Gather each line in the entries that includes the string "xlabel".
=== Data supplied ===
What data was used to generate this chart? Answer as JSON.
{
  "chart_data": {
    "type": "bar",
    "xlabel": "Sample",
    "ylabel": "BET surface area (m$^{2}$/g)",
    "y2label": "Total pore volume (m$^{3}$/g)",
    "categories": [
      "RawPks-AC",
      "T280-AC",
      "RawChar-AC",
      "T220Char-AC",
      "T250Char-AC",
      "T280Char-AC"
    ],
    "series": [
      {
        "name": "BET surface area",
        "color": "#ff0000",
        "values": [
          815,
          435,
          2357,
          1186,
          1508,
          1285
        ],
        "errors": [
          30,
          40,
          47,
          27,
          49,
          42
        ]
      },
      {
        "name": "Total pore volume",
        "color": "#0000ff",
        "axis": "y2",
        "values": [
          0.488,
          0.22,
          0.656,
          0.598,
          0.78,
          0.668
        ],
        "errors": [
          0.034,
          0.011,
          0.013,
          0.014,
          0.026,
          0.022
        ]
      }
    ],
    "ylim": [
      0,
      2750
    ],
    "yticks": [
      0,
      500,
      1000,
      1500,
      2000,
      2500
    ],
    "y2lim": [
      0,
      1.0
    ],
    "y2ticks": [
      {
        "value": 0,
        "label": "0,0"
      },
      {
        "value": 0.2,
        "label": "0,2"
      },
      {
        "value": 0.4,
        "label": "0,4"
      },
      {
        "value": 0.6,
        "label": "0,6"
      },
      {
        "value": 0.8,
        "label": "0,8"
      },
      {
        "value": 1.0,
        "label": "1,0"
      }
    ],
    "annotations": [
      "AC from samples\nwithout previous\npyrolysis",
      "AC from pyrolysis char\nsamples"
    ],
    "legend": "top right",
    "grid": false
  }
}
===
=== Data supplied ===
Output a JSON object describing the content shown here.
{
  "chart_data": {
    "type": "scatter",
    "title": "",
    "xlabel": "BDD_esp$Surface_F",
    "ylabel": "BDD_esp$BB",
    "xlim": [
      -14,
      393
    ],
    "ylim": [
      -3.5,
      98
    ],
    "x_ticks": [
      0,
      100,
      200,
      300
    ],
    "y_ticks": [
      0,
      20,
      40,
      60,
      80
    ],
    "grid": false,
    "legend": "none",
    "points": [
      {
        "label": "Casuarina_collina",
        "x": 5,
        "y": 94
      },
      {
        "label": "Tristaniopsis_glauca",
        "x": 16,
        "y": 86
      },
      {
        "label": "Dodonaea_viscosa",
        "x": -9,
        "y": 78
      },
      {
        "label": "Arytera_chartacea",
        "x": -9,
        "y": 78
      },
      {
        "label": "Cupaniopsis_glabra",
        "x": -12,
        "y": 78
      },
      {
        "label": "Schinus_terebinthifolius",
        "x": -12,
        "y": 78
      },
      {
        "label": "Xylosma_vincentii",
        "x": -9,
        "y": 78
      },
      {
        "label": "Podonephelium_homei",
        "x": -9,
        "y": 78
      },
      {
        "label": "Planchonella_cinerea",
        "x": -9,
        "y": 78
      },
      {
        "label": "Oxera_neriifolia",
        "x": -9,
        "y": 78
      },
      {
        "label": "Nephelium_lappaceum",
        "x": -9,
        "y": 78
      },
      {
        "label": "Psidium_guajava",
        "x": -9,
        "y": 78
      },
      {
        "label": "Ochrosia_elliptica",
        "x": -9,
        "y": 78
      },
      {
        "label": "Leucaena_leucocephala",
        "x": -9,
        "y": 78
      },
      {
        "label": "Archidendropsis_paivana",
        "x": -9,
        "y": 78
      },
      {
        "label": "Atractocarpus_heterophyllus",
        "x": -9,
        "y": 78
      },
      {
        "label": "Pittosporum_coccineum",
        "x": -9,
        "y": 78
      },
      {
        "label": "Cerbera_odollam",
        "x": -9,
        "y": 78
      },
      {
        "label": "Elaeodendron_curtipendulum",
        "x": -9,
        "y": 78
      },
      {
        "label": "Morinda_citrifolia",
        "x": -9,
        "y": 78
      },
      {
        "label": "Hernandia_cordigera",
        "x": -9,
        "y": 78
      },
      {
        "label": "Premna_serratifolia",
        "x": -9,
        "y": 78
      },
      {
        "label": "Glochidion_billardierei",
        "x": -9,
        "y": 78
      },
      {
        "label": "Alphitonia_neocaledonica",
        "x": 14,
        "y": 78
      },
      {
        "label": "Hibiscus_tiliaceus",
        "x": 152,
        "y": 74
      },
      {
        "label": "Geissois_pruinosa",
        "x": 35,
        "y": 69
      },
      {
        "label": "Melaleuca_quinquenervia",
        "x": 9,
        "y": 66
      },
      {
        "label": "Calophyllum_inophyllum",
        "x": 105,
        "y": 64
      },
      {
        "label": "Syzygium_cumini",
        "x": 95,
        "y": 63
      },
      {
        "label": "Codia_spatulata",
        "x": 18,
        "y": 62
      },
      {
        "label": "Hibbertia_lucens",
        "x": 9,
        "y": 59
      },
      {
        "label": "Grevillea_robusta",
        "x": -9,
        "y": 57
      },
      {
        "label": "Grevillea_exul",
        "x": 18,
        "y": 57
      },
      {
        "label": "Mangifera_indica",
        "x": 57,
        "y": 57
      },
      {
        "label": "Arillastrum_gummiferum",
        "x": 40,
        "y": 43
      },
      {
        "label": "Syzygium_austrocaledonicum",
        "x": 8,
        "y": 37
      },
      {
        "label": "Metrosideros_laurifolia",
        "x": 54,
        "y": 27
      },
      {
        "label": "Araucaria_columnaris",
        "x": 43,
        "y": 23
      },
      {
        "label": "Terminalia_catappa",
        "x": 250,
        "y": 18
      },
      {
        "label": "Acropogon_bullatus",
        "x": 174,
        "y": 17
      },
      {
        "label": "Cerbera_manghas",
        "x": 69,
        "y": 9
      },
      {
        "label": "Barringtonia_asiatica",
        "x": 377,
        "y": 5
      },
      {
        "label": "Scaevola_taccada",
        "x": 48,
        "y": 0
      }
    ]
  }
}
===
Output of the task ::
    "xlabel": "Sample",
    "xlabel": "BDD_esp$Surface_F",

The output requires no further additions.